Repeat every record below exactly, leaving out the pictures.

(Stored data)

◇ ◇ ◇ ◇

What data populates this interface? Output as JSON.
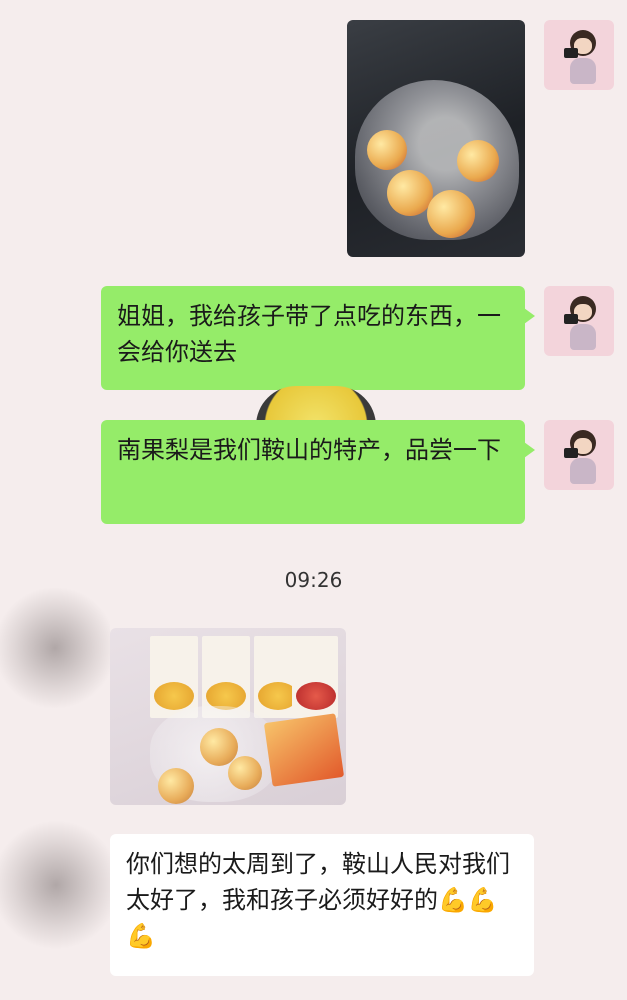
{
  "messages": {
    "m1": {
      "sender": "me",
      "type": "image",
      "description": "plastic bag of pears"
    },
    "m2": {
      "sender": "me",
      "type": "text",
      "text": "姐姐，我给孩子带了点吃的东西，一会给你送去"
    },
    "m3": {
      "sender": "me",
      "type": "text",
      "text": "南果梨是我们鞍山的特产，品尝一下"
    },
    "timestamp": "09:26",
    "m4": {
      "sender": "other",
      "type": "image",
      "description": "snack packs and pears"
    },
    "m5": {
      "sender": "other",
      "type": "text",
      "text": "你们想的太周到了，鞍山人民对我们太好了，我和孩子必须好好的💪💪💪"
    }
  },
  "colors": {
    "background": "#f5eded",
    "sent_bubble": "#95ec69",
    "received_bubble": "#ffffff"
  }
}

◇ ◇ ◇ ◇

- Final result
What data populates this interface? Output as JSON.
{
  "messages": {
    "m1": {
      "sender": "me",
      "type": "image",
      "description": "plastic bag of pears"
    },
    "m2": {
      "sender": "me",
      "type": "text",
      "text": "姐姐，我给孩子带了点吃的东西，一会给你送去"
    },
    "m3": {
      "sender": "me",
      "type": "text",
      "text": "南果梨是我们鞍山的特产，品尝一下"
    },
    "timestamp": "09:26",
    "m4": {
      "sender": "other",
      "type": "image",
      "description": "snack packs and pears"
    },
    "m5": {
      "sender": "other",
      "type": "text",
      "text": "你们想的太周到了，鞍山人民对我们太好了，我和孩子必须好好的💪💪💪"
    }
  },
  "colors": {
    "background": "#f5eded",
    "sent_bubble": "#95ec69",
    "received_bubble": "#ffffff"
  }
}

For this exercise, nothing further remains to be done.